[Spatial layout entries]
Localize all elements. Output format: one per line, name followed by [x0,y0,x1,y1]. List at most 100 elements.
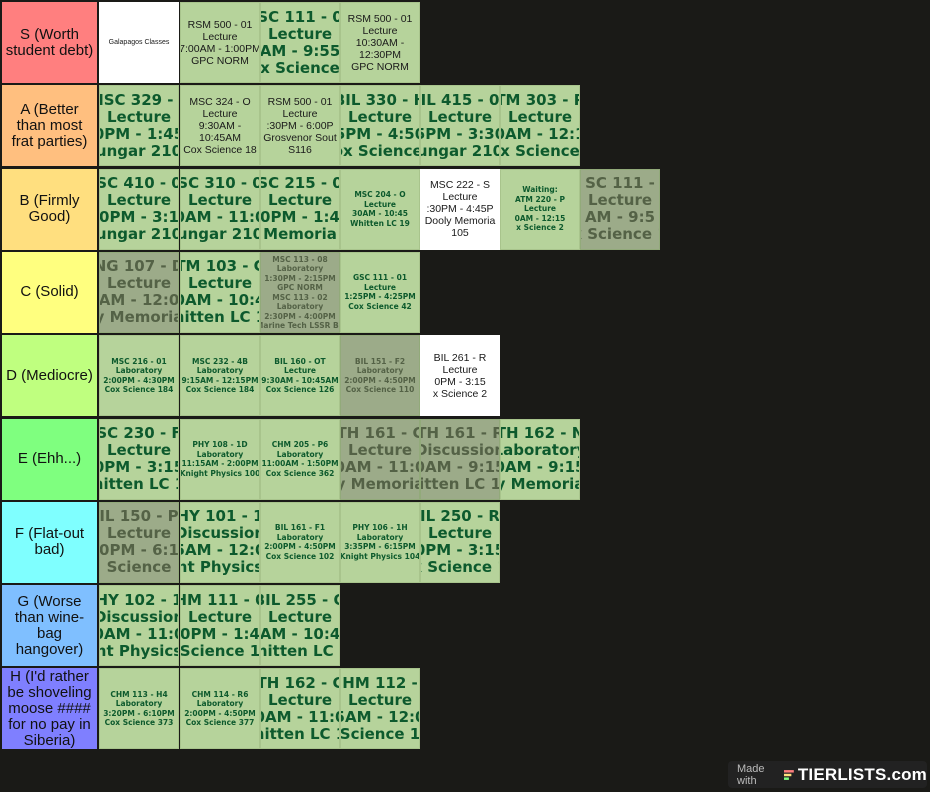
course-tile[interactable]: PHY 106 - 1H Laboratory 3:35PM - 6:15PM Kni… [340,501,420,583]
course-tile[interactable]: IL 415 - 0Lecture5PM - 3:30ungar 210 [420,85,500,167]
course-tile[interactable]: RSM 500 - 01 Lecture 10:30AM -12:30PM GPC N… [340,2,420,83]
tier-label[interactable]: G (Worse than wine-bag hangover) [2,585,97,667]
course-tile[interactable]: TH 162 - NLaboratory0AM - 9:15y Memoria [500,418,580,500]
course-tile[interactable]: GSC 111 - 01 Lecture 1:25PM - 4:25PM Cox Sc… [340,251,420,333]
course-tile[interactable]: TH 162 - CLecture0AM - 11:0hitten LC 1 [260,668,340,750]
tile-text-line: Laboratory [276,449,324,459]
course-tile[interactable]: HY 102 - 1Discussion0AM - 11:0ht Physics [99,585,179,667]
course-tile[interactable]: BIL 161 - F1 Laboratory 2:00PM - 4:50PM Cox… [260,501,340,583]
tile-text-line: SC 410 - 0 [99,174,179,193]
course-tile[interactable]: SC 111 - 0 Lecture AM - 9:55 x Science [260,2,340,83]
tier-items-area[interactable]: NG 107 - DLectureAM - 12:0y MemoriaTM 10… [99,251,928,333]
course-tile[interactable]: SC 215 - 0 Lecture 0PM - 1:4 Memoria [260,168,340,250]
tile-text-line: Lecture [587,191,653,210]
tier-label[interactable]: S (Worth student debt) [2,2,97,83]
tier-label[interactable]: H (I'd rather be shoveling moose #### fo… [2,668,97,750]
tile-text-line: :30PM - 4:45P [426,203,494,216]
tile-text-line: ATM 220 - P [515,194,565,204]
course-tile[interactable]: HM 112 -Lecture5AM - 12:0Science 1 [340,668,420,750]
tier-items-area[interactable]: SC 410 - 0 Lecture 0PM - 3:1 ungar 210 SC 31… [99,168,928,250]
course-tile[interactable]: TH 161 - CLecture0AM - 11:0y Memoria [340,418,420,500]
course-tile[interactable]: PHY 108 - 1D Laboratory 11:15AM - 2:00PM Kn… [180,418,260,500]
tier-label[interactable]: D (Mediocre) [2,335,97,417]
tier-row: E (Ehh...)SC 230 - FLecture0PM - 3:15hit… [0,418,930,500]
course-tile[interactable]: CHM 113 - H4 Laboratory 3:20PM - 6:10PM Cox… [99,668,179,750]
tile-text-line: PHY 106 - 1H [352,523,408,533]
course-tile[interactable]: MSC 232 - 4B Laboratory 9:15AM - 12:15PM Co… [180,335,260,417]
tile-text-line: Marine Tech LSSR Bd [260,321,340,331]
tile-text-line: Galapagos Classes [108,39,170,46]
tile-text-line: MSC 113 - 08 [272,254,328,264]
tier-label[interactable]: C (Solid) [2,251,97,333]
course-tile[interactable]: IL 150 - P Lecture 0PM - 6:1 Science [99,501,179,583]
tile-text-line: Science [106,558,172,577]
tile-text-line: IL 415 - 0 [420,90,500,109]
course-tile[interactable]: CHM 205 - P6 Laboratory 11:00AM - 1:50PM Co… [260,418,340,500]
course-tile[interactable]: MSC 216 - 01 Laboratory 2:00PM - 4:30PM Cox… [99,335,179,417]
tile-text-line: CHM 114 - R6 [191,689,249,699]
tile-text-line: Discussion [100,607,178,626]
tile-text-line: Cox Science 102 [265,551,335,561]
made-with-badge[interactable]: Made with TIERLISTS.com [728,761,927,788]
course-tile[interactable]: BIL 160 - OT Lecture 9:30AM - 10:45AM Cox S… [260,335,340,417]
tile-text-line: TH 161 - R [420,424,500,442]
course-tile[interactable]: MSC 204 - O Lecture 30AM - 10:45 Whitten LC… [340,168,420,250]
tier-items-area[interactable]: MSC 216 - 01 Laboratory 2:00PM - 4:30PM Cox… [99,335,928,417]
tier-label[interactable]: A (Better than most frat parties) [2,85,97,167]
tile-text-line: 0PM - 1:45 [100,124,178,143]
course-tile[interactable]: MSC 222 - S Lecture:30PM - 4:45P Dooly Mem… [420,168,500,250]
tier-items-area[interactable]: Galapagos Classes RSM 500 - 01 Lecture 7:00… [99,2,928,83]
tile-text-line: MSC 324 - O [189,95,251,108]
course-tile[interactable]: Galapagos Classes [99,2,179,83]
tier-items-area[interactable]: SC 230 - FLecture0PM - 3:15hitten LC 1PH… [99,418,928,500]
course-tile[interactable]: BIL 261 - R Lecture 0PM - 3:15 x Science 2 [420,335,500,417]
tier-label[interactable]: B (Firmly Good) [2,168,97,250]
course-tile[interactable]: MSC 113 - 08 Laboratory 1:30PM - 2:15PM GPC… [260,251,340,333]
tile-text-line: Lecture [282,107,318,120]
course-tile[interactable]: Waiting: ATM 220 - P Lecture 0AM - 12:15 x S… [500,168,580,250]
course-tile[interactable]: RSM 500 - 01 Lecture 7:00AM - 1:00PM GPC NO… [180,2,260,83]
course-tile[interactable]: MSC 324 - O Lecture 9:30AM -10:45AM Cox Sci… [180,85,260,167]
tile-text-line: RSM 500 - 01 [267,95,333,108]
tile-text-line: Laboratory [276,532,324,542]
tile-text-line: Cox Science 42 [348,301,412,311]
tile-text-line: 0AM - 12:1 [501,124,579,143]
tier-items-area[interactable]: HY 102 - 1Discussion0AM - 11:0ht Physics… [99,585,928,667]
tile-text-line: Laboratory [356,532,404,542]
course-tile[interactable]: CHM 114 - R6 Laboratory 2:00PM - 4:50PM Cox… [180,668,260,750]
course-tile[interactable]: HY 101 - 1Discussion5AM - 12:0ht Physics [180,501,260,583]
tile-text-line: hitten LC 1 [100,475,178,493]
course-tile[interactable]: TH 161 - RDiscussion0AM - 9:15itten LC 1 [420,418,500,500]
course-tile[interactable]: BIL 151 - F2 Laboratory 2:00PM - 4:50PM Cox… [340,335,420,417]
course-tile[interactable]: SC 410 - 0 Lecture 0PM - 3:1 ungar 210 [99,168,179,250]
tier-items-area[interactable]: IL 150 - P Lecture 0PM - 6:1 Science HY 101 … [99,501,928,583]
tier-label[interactable]: F (Flat-out bad) [2,501,97,583]
tier-label[interactable]: E (Ehh...) [2,418,97,500]
course-tile[interactable]: TM 103 - CLecture0AM - 10:4hitten LC 1 [180,251,260,333]
tile-text-line: 9:15AM - 12:15PM [181,375,259,385]
tile-text-line: Lecture [202,107,238,120]
tile-text-line: Lecture [363,199,397,209]
tile-text-line: 0PM - 3:15 [100,458,178,476]
tier-items-area[interactable]: CHM 113 - H4 Laboratory 3:20PM - 6:10PM Cox… [99,668,928,750]
tile-text-line: 0AM - 11:0 [100,624,178,643]
tile-text-line: x Science 2 [432,387,488,400]
tile-text-line: 0PM - 3:15 [421,541,499,560]
course-tile[interactable]: SC 230 - FLecture0PM - 3:15hitten LC 1 [99,418,179,500]
tile-text-line: y Memoria [500,475,580,493]
course-tile[interactable]: NG 107 - DLectureAM - 12:0y Memoria [99,251,179,333]
tile-text-line: hitten LC 1 [261,724,339,743]
tile-text-line: Lecture [106,441,172,459]
course-tile[interactable]: BIL 330 - HLecture5PM - 4:50Cox Science … [340,85,420,167]
course-tile[interactable]: SC 310 - 0Lecture0AM - 11:0ungar 210 [180,168,260,250]
course-tile[interactable]: RSM 500 - 01 Lecture:30PM - 6:00P Grosveno… [260,85,340,167]
tile-text-line: Lecture [347,690,413,709]
tile-text-line: IL 250 - R [420,507,500,526]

PROBLEM TO WORK ON –
Copy the lines of the data above word for word, starting with the line that contains "course-tile[interactable]: PHY 106" and ending with the line that contains "course-tile[interactable]: TH 161 - CLecture0AM", both included.

EXERCISE RESULT –
course-tile[interactable]: PHY 106 - 1H Laboratory 3:35PM - 6:15PM Kni… [340,501,420,583]
course-tile[interactable]: IL 415 - 0Lecture5PM - 3:30ungar 210 [420,85,500,167]
course-tile[interactable]: RSM 500 - 01 Lecture 10:30AM -12:30PM GPC N… [340,2,420,83]
tier-label[interactable]: G (Worse than wine-bag hangover) [2,585,97,667]
course-tile[interactable]: TH 162 - NLaboratory0AM - 9:15y Memoria [500,418,580,500]
course-tile[interactable]: GSC 111 - 01 Lecture 1:25PM - 4:25PM Cox Sc… [340,251,420,333]
course-tile[interactable]: TH 162 - CLecture0AM - 11:0hitten LC 1 [260,668,340,750]
tile-text-line: Laboratory [276,449,324,459]
course-tile[interactable]: HY 102 - 1Discussion0AM - 11:0ht Physics [99,585,179,667]
course-tile[interactable]: BIL 161 - F1 Laboratory 2:00PM - 4:50PM Cox… [260,501,340,583]
tile-text-line: SC 410 - 0 [99,174,179,193]
course-tile[interactable]: SC 111 - 0 Lecture AM - 9:55 x Science [260,2,340,83]
tier-items-area[interactable]: NG 107 - DLectureAM - 12:0y MemoriaTM 10… [99,251,928,333]
course-tile[interactable]: SC 215 - 0 Lecture 0PM - 1:4 Memoria [260,168,340,250]
tile-text-line: Lecture [587,191,653,210]
tier-label[interactable]: S (Worth student debt) [2,2,97,83]
tier-label[interactable]: H (I'd rather be shoveling moose #### fo… [2,668,97,750]
tile-text-line: :30PM - 4:45P [426,203,494,216]
tile-text-line: ATM 220 - P [515,194,565,204]
course-tile[interactable]: HM 112 -Lecture5AM - 12:0Science 1 [340,668,420,750]
tier-items-area[interactable]: SC 410 - 0 Lecture 0PM - 3:1 ungar 210 SC 31… [99,168,928,250]
course-tile[interactable]: TH 161 - CLecture0AM - 11:0y Memoria [340,418,420,500]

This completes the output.